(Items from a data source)
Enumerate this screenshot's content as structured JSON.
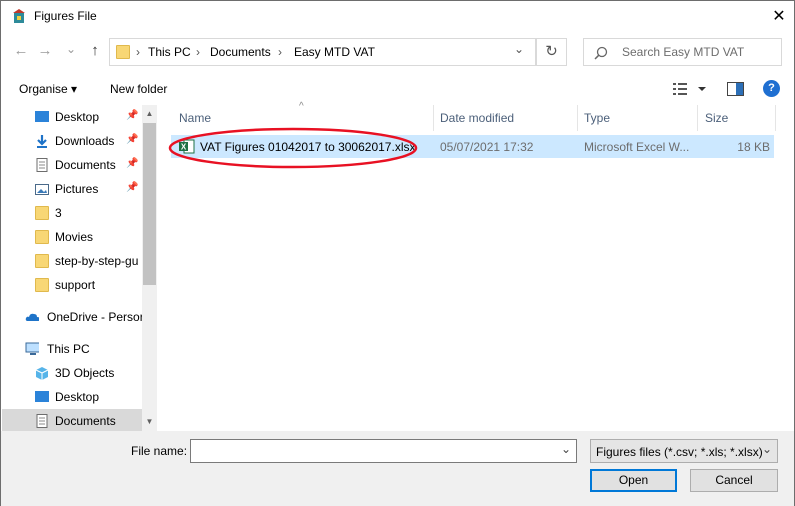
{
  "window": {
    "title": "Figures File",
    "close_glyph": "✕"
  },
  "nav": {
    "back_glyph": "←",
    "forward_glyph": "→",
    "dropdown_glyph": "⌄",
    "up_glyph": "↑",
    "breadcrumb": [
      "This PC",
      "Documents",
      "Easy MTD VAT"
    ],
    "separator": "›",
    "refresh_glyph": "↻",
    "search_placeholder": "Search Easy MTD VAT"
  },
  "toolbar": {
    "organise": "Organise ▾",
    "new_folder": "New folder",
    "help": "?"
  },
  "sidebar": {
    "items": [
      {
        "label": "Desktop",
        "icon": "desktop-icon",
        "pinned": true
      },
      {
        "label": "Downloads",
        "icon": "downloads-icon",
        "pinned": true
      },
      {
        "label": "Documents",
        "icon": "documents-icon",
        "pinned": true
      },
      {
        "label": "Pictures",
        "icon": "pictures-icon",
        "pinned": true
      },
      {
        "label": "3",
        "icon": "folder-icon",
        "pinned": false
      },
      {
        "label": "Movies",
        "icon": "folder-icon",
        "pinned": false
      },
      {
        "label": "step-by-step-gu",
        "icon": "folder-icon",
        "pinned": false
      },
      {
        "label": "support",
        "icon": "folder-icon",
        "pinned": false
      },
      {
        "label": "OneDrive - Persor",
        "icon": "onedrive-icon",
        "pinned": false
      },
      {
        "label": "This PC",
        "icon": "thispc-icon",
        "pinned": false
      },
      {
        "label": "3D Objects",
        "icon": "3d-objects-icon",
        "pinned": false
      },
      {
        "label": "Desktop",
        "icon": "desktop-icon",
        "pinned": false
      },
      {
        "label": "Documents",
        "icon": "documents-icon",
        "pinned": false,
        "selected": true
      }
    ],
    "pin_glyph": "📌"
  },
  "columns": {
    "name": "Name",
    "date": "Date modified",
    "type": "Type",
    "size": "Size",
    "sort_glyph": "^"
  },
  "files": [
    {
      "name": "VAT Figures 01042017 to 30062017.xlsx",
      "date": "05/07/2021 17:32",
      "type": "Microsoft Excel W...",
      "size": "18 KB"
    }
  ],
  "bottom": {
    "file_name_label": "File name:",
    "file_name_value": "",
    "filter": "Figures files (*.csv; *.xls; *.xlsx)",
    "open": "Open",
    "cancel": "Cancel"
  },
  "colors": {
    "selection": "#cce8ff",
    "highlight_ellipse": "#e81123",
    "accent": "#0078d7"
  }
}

--

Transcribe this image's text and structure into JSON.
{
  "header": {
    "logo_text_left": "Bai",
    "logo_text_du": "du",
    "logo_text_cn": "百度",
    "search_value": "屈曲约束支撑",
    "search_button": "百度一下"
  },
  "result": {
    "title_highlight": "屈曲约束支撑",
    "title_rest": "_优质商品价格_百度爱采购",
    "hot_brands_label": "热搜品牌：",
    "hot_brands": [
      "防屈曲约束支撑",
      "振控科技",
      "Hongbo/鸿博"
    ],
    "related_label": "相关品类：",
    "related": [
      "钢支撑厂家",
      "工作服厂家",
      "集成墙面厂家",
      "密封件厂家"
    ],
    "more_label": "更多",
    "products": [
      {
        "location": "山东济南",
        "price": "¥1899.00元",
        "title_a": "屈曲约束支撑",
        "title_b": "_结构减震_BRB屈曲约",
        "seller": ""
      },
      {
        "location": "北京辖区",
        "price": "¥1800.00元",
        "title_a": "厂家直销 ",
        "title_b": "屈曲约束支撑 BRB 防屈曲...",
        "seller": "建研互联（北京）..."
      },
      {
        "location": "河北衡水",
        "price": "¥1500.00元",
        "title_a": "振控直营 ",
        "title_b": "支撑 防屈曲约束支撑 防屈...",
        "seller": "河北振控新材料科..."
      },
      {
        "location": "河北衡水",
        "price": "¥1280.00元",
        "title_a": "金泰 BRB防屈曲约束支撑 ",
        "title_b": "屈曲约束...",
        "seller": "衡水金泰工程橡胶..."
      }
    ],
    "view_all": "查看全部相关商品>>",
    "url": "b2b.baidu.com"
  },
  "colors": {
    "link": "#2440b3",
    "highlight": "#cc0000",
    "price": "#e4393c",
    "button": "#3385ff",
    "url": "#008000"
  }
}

WHAT YOU NEED TO DO: Return every line of the preceding records in which the word "location" appears.

SOLUTION:
        "location": "山东济南",
        "location": "北京辖区",
        "location": "河北衡水",
        "location": "河北衡水",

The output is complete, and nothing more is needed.